* [Short task] Print out each record below, unaltered and complete, without its images.

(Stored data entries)
========
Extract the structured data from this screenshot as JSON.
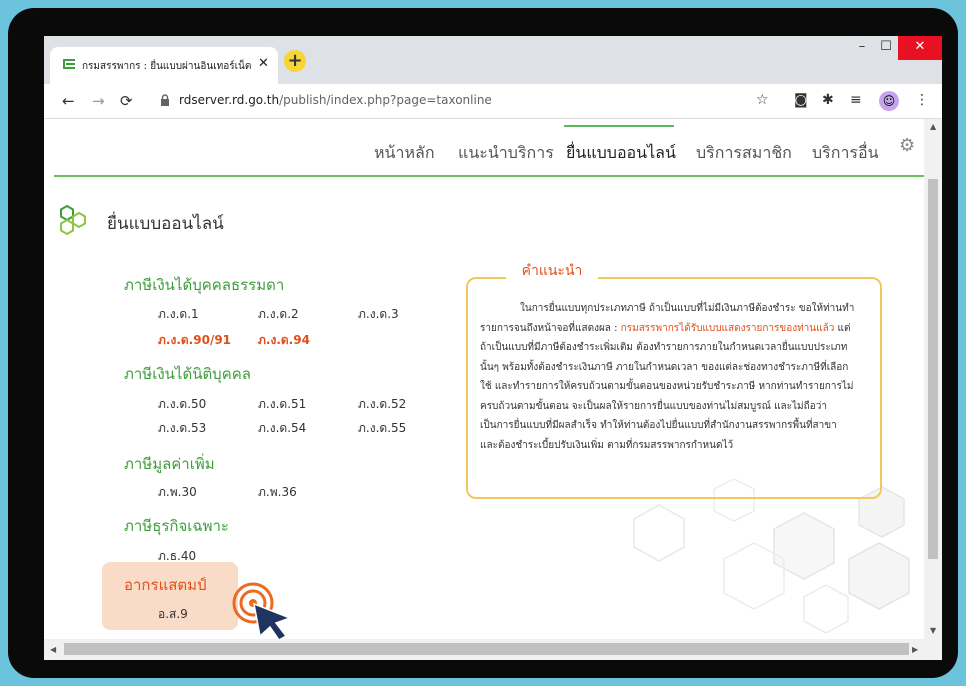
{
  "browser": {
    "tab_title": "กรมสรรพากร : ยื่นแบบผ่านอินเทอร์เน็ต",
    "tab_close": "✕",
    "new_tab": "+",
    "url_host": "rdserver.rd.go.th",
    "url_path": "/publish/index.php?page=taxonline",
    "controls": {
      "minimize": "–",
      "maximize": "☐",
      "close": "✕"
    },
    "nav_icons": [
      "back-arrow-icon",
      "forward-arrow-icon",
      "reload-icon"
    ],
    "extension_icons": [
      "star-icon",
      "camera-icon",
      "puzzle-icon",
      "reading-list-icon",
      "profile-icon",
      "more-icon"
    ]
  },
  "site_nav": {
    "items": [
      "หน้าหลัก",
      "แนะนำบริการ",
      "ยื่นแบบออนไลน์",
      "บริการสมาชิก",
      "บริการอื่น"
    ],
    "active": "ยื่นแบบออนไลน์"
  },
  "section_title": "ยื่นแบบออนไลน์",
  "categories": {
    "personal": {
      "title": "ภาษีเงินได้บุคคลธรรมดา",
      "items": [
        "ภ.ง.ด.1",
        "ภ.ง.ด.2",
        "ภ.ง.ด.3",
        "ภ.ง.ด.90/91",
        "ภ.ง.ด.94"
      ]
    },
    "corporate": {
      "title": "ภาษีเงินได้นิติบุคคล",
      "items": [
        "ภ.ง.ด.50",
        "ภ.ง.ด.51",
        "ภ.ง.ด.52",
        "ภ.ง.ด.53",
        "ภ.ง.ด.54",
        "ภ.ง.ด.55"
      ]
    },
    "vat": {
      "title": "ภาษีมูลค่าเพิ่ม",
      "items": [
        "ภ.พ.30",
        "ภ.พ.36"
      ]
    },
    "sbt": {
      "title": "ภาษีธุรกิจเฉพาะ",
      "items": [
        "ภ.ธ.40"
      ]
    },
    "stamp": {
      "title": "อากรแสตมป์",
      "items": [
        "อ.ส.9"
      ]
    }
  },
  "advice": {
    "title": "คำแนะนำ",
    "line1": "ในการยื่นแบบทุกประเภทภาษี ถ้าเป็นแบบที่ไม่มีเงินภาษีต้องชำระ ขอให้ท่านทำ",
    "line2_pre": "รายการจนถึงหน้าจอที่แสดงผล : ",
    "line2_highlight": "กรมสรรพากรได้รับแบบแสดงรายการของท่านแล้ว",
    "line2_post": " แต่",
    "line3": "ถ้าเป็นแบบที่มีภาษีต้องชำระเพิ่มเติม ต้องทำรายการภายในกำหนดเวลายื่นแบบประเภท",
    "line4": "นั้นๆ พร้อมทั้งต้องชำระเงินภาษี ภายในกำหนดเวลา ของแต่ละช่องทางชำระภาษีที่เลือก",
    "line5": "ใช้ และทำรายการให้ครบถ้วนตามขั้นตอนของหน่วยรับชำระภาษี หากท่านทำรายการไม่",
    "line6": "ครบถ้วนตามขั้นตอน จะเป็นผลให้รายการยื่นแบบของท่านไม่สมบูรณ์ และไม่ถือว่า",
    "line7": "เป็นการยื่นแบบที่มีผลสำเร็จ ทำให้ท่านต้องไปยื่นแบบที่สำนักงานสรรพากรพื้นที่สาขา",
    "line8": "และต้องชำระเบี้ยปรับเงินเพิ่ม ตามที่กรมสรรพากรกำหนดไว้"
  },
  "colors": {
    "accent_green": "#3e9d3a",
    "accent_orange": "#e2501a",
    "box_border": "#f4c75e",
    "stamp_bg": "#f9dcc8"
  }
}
========
* [Exercise result]
Extract the structured data from this screenshot as JSON.
{
  "browser": {
    "tab_title": "กรมสรรพากร : ยื่นแบบผ่านอินเทอร์เน็ต",
    "tab_close": "✕",
    "new_tab": "+",
    "url_host": "rdserver.rd.go.th",
    "url_path": "/publish/index.php?page=taxonline",
    "controls": {
      "minimize": "–",
      "maximize": "☐",
      "close": "✕"
    },
    "nav_icons": [
      "back-arrow-icon",
      "forward-arrow-icon",
      "reload-icon"
    ],
    "extension_icons": [
      "star-icon",
      "camera-icon",
      "puzzle-icon",
      "reading-list-icon",
      "profile-icon",
      "more-icon"
    ]
  },
  "site_nav": {
    "items": [
      "หน้าหลัก",
      "แนะนำบริการ",
      "ยื่นแบบออนไลน์",
      "บริการสมาชิก",
      "บริการอื่น"
    ],
    "active": "ยื่นแบบออนไลน์"
  },
  "section_title": "ยื่นแบบออนไลน์",
  "categories": {
    "personal": {
      "title": "ภาษีเงินได้บุคคลธรรมดา",
      "items": [
        "ภ.ง.ด.1",
        "ภ.ง.ด.2",
        "ภ.ง.ด.3",
        "ภ.ง.ด.90/91",
        "ภ.ง.ด.94"
      ]
    },
    "corporate": {
      "title": "ภาษีเงินได้นิติบุคคล",
      "items": [
        "ภ.ง.ด.50",
        "ภ.ง.ด.51",
        "ภ.ง.ด.52",
        "ภ.ง.ด.53",
        "ภ.ง.ด.54",
        "ภ.ง.ด.55"
      ]
    },
    "vat": {
      "title": "ภาษีมูลค่าเพิ่ม",
      "items": [
        "ภ.พ.30",
        "ภ.พ.36"
      ]
    },
    "sbt": {
      "title": "ภาษีธุรกิจเฉพาะ",
      "items": [
        "ภ.ธ.40"
      ]
    },
    "stamp": {
      "title": "อากรแสตมป์",
      "items": [
        "อ.ส.9"
      ]
    }
  },
  "advice": {
    "title": "คำแนะนำ",
    "line1": "ในการยื่นแบบทุกประเภทภาษี ถ้าเป็นแบบที่ไม่มีเงินภาษีต้องชำระ ขอให้ท่านทำ",
    "line2_pre": "รายการจนถึงหน้าจอที่แสดงผล : ",
    "line2_highlight": "กรมสรรพากรได้รับแบบแสดงรายการของท่านแล้ว",
    "line2_post": " แต่",
    "line3": "ถ้าเป็นแบบที่มีภาษีต้องชำระเพิ่มเติม ต้องทำรายการภายในกำหนดเวลายื่นแบบประเภท",
    "line4": "นั้นๆ พร้อมทั้งต้องชำระเงินภาษี ภายในกำหนดเวลา ของแต่ละช่องทางชำระภาษีที่เลือก",
    "line5": "ใช้ และทำรายการให้ครบถ้วนตามขั้นตอนของหน่วยรับชำระภาษี หากท่านทำรายการไม่",
    "line6": "ครบถ้วนตามขั้นตอน จะเป็นผลให้รายการยื่นแบบของท่านไม่สมบูรณ์ และไม่ถือว่า",
    "line7": "เป็นการยื่นแบบที่มีผลสำเร็จ ทำให้ท่านต้องไปยื่นแบบที่สำนักงานสรรพากรพื้นที่สาขา",
    "line8": "และต้องชำระเบี้ยปรับเงินเพิ่ม ตามที่กรมสรรพากรกำหนดไว้"
  },
  "colors": {
    "accent_green": "#3e9d3a",
    "accent_orange": "#e2501a",
    "box_border": "#f4c75e",
    "stamp_bg": "#f9dcc8"
  }
}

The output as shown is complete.